--- start ---
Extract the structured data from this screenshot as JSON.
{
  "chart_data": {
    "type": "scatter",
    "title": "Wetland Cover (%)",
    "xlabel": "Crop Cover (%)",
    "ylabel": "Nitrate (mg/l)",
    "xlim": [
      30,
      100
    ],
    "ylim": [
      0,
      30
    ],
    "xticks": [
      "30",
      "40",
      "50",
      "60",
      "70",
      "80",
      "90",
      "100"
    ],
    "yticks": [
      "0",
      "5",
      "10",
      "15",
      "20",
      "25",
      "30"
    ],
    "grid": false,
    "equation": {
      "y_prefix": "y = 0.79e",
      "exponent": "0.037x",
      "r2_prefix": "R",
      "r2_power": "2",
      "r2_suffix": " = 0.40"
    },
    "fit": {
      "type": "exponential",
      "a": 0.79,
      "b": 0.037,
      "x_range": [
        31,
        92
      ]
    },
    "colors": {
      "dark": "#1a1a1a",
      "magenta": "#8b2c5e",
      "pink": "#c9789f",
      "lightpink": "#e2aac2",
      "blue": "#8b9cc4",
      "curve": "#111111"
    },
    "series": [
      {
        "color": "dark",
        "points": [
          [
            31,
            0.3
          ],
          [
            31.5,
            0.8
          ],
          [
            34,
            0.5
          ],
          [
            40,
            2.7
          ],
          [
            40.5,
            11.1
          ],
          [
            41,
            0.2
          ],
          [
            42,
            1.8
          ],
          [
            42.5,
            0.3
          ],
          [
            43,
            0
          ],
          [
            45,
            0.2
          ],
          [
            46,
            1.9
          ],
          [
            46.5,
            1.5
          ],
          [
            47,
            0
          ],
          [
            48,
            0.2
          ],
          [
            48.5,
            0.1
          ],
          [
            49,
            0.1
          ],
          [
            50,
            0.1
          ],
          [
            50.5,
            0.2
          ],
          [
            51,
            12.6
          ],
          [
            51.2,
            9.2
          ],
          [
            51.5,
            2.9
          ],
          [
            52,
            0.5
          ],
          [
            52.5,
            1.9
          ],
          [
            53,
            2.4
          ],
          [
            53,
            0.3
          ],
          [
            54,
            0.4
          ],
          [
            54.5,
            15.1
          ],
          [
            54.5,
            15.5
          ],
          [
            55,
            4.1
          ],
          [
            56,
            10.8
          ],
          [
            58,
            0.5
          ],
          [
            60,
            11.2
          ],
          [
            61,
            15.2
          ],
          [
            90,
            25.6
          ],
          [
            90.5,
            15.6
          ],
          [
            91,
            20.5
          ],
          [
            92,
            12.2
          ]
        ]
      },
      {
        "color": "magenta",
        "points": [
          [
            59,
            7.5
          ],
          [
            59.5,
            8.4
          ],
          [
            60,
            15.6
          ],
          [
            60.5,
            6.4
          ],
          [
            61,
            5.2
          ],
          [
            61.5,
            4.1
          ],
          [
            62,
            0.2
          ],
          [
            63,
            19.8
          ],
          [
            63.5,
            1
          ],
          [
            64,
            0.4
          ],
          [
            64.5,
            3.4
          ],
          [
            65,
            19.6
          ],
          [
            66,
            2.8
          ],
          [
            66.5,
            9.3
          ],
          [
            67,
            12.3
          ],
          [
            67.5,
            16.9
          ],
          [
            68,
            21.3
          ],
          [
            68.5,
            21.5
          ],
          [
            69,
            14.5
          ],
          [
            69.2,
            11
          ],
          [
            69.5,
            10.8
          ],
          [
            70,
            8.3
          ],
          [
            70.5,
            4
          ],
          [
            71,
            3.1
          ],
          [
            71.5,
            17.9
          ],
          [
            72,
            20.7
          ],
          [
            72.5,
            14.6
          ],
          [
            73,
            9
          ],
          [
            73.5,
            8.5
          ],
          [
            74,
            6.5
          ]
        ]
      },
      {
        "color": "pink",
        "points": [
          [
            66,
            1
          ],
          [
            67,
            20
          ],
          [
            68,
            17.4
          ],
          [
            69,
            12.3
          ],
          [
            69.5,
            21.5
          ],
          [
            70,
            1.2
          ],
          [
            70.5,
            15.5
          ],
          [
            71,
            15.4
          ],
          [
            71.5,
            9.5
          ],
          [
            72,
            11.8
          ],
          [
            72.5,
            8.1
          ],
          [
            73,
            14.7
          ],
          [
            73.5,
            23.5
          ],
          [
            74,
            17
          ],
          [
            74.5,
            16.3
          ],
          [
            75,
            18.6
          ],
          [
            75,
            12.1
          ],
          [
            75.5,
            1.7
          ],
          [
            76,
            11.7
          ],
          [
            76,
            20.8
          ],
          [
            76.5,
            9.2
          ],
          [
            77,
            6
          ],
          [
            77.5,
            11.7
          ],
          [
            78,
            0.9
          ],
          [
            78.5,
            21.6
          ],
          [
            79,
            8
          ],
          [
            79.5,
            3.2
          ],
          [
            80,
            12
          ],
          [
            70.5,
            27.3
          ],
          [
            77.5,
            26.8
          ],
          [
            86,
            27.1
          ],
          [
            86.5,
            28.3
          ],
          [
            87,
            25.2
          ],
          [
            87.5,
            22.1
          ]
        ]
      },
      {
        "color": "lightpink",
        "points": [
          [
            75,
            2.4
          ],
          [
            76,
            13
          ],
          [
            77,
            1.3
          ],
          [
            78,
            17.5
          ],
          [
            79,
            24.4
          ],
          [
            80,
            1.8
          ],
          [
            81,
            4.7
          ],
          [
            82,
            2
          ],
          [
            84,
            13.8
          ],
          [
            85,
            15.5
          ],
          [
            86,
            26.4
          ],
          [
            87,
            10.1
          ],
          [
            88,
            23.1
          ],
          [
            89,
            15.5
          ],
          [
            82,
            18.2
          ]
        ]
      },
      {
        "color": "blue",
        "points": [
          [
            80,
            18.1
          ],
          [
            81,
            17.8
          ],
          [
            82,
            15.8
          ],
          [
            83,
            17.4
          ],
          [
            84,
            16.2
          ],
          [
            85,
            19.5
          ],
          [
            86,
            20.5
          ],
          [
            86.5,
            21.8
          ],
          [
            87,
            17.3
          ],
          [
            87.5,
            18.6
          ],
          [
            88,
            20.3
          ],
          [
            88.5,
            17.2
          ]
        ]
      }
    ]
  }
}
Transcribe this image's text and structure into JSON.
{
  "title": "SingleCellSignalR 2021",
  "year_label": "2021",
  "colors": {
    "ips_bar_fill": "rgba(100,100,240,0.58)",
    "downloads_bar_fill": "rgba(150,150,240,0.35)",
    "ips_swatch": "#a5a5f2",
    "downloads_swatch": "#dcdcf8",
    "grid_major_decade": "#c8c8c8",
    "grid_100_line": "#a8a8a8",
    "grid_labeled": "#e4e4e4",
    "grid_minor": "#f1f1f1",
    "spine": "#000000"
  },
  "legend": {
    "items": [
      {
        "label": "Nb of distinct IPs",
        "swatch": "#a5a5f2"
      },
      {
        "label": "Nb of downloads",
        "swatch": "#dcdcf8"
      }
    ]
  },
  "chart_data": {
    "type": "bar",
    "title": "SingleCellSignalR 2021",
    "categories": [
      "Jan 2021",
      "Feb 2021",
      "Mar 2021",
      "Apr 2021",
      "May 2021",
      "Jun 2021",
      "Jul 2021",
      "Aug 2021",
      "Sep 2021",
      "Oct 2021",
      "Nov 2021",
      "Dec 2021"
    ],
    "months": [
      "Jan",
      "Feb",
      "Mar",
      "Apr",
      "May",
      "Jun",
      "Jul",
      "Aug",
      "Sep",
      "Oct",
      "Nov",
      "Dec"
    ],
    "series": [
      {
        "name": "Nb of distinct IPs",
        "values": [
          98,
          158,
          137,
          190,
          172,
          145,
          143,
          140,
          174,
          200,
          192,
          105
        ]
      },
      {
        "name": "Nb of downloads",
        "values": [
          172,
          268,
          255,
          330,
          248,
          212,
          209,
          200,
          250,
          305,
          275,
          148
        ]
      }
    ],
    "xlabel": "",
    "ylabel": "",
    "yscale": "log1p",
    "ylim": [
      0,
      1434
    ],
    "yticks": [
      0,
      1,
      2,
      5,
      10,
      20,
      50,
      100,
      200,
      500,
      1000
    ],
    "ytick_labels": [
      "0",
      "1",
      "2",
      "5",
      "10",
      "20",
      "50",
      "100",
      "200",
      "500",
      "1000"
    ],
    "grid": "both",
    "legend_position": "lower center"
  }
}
--- end ---
Stated exercise -> Write out every line of the entries that holds the word "Cover".

Exercise response ->
    "title": "Wetland Cover (%)",
    "xlabel": "Crop Cover (%)",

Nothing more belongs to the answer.